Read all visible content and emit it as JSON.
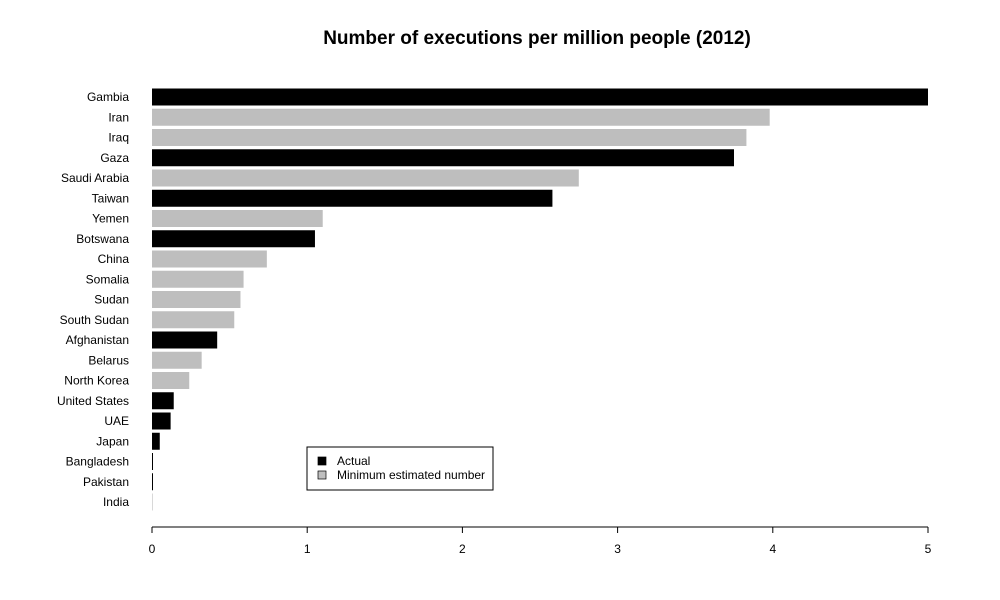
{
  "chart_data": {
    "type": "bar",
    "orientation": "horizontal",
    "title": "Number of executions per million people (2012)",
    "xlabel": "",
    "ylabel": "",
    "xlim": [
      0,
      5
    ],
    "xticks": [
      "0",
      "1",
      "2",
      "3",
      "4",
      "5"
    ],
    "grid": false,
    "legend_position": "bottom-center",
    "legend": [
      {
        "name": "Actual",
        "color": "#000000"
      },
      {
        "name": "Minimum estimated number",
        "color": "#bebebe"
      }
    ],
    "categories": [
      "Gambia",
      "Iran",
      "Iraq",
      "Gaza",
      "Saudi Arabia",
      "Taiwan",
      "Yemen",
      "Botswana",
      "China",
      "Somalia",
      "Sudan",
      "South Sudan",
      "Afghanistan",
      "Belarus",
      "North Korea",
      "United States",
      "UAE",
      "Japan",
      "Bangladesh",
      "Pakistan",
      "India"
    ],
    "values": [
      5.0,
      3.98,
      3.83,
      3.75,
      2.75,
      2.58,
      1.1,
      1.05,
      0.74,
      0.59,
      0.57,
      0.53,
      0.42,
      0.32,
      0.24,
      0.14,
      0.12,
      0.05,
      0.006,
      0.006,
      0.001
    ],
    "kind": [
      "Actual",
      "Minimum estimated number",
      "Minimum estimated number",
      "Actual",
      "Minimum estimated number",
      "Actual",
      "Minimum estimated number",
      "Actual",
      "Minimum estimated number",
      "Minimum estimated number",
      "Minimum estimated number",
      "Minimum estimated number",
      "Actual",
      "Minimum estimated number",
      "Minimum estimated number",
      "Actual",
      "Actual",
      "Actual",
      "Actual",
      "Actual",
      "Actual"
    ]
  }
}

************

__STATED EXERCISE__: All lines holding the word "name" should be picked out and copied.

__ANSWER TO THE TASK__:
        "name": "Actual",
        "name": "Minimum estimated number",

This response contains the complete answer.